## PROVIDED DATA

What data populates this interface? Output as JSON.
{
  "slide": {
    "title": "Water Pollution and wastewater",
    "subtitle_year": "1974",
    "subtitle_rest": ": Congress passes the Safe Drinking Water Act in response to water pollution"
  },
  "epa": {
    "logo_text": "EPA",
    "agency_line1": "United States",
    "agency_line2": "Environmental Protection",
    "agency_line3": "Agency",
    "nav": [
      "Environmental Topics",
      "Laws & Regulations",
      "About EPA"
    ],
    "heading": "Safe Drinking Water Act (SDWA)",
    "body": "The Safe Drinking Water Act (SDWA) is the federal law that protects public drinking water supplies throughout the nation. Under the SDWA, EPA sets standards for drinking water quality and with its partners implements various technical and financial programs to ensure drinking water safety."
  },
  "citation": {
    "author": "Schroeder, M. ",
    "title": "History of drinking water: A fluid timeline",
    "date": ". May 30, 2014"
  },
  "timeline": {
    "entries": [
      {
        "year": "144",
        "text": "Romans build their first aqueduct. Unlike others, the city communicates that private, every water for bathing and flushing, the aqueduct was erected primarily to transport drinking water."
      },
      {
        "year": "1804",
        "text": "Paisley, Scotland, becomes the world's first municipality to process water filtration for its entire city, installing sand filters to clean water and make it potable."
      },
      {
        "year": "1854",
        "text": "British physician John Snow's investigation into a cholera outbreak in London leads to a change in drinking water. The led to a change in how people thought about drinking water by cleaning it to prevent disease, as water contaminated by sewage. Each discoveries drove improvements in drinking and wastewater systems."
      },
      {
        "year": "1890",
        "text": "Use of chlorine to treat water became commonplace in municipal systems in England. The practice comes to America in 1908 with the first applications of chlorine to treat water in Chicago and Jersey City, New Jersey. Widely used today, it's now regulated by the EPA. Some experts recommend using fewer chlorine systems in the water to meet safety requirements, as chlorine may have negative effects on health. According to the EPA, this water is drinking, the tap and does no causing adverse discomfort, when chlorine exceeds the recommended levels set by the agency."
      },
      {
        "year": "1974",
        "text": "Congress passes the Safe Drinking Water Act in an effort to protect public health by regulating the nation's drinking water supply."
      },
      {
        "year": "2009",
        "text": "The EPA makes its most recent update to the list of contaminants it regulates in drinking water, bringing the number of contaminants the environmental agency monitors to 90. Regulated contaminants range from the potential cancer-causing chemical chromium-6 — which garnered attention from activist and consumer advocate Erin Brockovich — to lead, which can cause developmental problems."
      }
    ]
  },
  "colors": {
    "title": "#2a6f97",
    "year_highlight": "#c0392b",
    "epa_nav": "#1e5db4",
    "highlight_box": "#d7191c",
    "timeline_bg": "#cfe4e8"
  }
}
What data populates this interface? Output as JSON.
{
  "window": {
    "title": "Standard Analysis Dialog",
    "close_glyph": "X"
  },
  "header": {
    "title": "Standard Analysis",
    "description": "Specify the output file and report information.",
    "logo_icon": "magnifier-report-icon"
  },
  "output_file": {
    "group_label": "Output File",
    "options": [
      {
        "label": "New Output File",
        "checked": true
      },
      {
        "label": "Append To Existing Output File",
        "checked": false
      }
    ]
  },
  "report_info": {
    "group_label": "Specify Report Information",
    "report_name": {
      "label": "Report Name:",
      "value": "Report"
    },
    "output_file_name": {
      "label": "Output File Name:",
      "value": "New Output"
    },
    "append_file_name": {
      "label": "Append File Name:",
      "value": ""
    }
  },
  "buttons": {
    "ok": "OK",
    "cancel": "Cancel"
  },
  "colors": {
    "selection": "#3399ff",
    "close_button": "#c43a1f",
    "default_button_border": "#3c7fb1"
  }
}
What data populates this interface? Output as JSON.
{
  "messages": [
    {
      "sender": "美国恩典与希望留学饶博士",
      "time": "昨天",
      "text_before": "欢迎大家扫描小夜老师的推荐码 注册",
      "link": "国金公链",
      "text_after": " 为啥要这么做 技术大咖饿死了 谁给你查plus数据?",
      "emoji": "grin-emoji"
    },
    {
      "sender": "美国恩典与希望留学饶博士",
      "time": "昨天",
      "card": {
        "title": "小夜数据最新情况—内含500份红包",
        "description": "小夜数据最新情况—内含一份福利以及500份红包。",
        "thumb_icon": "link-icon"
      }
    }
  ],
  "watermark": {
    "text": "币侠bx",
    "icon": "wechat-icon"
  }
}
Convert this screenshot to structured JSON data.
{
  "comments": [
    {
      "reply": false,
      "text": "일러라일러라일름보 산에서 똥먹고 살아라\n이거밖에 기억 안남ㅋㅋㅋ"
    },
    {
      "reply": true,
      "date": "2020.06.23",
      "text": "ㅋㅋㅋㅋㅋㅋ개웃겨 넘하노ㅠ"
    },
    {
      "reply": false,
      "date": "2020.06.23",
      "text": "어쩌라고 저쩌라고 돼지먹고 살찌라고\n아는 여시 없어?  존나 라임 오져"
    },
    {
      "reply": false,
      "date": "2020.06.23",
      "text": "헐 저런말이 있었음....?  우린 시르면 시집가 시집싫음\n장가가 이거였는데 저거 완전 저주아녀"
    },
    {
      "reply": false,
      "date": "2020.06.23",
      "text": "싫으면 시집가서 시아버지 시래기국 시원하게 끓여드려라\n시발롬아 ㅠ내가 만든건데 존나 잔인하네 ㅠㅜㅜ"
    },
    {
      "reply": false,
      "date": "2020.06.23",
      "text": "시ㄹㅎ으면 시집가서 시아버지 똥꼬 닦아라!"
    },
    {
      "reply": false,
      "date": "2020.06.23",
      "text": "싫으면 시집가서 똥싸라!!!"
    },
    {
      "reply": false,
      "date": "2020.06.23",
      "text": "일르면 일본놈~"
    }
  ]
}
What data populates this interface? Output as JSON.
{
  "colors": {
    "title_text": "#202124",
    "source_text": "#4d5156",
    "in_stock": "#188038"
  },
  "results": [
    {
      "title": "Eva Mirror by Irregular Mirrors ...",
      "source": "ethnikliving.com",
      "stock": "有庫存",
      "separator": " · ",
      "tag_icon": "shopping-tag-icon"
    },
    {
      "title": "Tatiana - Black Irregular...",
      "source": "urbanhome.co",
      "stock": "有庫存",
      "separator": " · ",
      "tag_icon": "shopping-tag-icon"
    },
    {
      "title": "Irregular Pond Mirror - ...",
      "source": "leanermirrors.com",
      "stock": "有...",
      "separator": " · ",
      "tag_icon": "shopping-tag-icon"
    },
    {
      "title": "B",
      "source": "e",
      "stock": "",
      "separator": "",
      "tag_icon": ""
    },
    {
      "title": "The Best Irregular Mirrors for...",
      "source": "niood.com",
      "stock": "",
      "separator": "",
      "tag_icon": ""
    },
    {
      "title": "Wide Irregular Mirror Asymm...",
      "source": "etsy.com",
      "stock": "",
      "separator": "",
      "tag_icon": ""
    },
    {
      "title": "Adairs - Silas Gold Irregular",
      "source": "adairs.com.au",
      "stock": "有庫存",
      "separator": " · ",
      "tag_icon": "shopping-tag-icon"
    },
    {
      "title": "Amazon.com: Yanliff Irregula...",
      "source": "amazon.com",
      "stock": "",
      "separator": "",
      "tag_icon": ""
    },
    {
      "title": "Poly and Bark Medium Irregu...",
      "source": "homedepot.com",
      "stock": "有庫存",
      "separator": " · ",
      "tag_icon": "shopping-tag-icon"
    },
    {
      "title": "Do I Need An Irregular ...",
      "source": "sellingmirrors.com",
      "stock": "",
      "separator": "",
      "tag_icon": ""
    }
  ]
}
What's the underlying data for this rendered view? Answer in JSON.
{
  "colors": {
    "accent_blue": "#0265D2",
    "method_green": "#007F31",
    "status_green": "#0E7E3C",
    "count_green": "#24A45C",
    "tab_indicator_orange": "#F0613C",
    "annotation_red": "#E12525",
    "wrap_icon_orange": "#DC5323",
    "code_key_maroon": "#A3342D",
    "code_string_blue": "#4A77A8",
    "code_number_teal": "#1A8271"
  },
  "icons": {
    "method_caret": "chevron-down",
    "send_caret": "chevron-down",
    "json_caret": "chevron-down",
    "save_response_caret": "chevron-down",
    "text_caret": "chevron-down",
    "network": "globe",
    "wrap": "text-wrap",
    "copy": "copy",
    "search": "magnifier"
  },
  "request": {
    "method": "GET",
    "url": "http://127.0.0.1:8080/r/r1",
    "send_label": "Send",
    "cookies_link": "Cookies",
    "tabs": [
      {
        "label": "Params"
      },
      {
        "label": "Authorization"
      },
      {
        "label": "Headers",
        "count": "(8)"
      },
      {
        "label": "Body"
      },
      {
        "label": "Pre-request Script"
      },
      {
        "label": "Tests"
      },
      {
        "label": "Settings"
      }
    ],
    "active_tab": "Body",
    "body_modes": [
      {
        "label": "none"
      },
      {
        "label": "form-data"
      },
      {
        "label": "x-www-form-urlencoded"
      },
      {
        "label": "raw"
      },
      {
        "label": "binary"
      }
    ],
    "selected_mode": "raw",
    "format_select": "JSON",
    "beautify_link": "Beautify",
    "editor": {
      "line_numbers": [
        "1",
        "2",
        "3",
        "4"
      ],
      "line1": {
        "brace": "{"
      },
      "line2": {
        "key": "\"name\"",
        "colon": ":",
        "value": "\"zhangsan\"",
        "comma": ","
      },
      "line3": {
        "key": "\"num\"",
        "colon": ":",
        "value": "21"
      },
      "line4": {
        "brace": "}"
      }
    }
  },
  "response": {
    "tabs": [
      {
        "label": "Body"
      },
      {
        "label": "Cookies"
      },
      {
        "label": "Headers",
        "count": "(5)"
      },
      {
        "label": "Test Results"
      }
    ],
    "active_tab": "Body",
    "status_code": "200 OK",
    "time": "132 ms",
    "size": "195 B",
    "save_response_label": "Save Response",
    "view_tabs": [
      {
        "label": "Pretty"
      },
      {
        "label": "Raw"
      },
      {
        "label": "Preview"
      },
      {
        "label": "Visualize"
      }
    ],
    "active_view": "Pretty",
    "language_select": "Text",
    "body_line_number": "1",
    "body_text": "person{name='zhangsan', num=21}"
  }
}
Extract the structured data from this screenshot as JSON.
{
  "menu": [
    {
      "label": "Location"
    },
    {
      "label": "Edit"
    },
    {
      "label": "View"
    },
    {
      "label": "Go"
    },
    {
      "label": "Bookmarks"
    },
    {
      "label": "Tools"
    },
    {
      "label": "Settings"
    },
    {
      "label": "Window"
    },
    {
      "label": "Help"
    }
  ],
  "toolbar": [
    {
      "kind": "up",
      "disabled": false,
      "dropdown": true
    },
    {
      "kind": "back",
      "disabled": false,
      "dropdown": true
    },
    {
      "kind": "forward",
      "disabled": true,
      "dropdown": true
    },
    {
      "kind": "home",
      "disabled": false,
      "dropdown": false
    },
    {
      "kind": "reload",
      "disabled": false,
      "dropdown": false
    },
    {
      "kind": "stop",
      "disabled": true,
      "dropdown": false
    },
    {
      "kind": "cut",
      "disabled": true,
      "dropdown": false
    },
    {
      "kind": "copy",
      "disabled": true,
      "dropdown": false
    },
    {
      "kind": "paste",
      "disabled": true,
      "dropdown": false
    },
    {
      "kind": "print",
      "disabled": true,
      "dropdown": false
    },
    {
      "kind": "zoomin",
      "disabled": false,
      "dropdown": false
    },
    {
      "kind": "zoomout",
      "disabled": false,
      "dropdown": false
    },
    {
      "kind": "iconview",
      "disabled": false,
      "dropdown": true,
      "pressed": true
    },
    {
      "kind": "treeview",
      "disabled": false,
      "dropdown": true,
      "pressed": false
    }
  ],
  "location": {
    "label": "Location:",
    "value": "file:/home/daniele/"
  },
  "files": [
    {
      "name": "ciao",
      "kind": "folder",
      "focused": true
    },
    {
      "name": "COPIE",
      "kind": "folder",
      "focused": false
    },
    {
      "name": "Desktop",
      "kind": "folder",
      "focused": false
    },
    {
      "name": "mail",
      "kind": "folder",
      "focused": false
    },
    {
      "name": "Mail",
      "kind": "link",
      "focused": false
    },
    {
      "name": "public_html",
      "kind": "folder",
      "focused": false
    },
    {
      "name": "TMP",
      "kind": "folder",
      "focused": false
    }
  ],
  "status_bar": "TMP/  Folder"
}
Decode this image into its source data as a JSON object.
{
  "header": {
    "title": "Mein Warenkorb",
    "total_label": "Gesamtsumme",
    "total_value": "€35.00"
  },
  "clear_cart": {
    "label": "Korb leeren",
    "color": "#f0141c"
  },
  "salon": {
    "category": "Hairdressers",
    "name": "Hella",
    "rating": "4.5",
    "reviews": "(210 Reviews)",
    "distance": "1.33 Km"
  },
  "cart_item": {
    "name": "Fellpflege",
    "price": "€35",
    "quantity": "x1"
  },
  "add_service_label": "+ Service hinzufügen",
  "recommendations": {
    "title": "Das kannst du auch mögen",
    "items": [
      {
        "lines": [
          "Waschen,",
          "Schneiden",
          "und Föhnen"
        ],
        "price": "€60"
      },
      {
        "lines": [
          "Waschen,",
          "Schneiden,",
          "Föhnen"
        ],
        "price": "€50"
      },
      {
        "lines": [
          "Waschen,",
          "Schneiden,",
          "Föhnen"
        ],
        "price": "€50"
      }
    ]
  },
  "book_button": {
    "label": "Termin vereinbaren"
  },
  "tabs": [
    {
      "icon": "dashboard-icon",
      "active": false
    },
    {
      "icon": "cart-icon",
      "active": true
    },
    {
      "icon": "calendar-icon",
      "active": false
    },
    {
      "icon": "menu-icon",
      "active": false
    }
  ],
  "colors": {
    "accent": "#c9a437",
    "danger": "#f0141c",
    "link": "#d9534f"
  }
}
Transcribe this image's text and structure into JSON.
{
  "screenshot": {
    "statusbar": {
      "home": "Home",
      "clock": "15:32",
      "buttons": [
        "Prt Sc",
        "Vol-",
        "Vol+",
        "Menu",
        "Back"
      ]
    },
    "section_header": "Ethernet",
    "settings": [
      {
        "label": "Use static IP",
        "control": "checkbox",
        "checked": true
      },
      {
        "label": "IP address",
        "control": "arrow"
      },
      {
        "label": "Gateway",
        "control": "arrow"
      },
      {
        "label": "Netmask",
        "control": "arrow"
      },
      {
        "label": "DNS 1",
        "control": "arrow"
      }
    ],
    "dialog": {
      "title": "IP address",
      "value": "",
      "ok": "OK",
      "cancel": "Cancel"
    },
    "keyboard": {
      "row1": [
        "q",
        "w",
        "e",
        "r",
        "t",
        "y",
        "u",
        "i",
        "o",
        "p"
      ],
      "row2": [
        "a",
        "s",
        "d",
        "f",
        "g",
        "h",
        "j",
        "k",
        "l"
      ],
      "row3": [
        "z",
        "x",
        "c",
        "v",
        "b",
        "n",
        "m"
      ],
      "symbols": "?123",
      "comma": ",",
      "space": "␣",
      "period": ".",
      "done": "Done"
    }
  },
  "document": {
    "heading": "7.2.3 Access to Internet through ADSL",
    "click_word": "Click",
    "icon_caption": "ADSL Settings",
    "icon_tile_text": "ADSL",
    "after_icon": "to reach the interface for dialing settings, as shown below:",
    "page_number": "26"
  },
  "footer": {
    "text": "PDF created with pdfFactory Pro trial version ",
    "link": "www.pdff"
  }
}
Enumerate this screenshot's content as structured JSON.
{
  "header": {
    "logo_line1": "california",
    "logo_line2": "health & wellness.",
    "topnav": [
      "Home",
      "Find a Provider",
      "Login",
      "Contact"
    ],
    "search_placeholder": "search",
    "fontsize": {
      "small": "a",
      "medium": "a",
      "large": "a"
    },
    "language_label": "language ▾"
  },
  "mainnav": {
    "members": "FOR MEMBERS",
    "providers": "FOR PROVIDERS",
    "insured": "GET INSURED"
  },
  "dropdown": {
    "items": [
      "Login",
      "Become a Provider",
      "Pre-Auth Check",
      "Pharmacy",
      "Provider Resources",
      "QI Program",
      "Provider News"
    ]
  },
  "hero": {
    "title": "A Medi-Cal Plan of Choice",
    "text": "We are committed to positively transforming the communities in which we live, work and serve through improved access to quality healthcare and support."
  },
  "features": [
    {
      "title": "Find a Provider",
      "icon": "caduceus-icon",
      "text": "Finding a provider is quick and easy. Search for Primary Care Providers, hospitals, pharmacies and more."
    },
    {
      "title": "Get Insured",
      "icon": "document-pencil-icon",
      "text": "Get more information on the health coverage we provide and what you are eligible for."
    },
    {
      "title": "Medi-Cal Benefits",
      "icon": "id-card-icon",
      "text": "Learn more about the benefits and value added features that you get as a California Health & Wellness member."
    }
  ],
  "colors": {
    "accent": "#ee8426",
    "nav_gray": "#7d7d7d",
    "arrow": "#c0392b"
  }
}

## EXERCISE PROMPT
Find the string "heading" in the entries above and return each line that holds it.

## THE COMPLETED TASK
    "heading": "Safe Drinking Water Act (SDWA)",
    "heading": "7.2.3 Access to Internet through ADSL",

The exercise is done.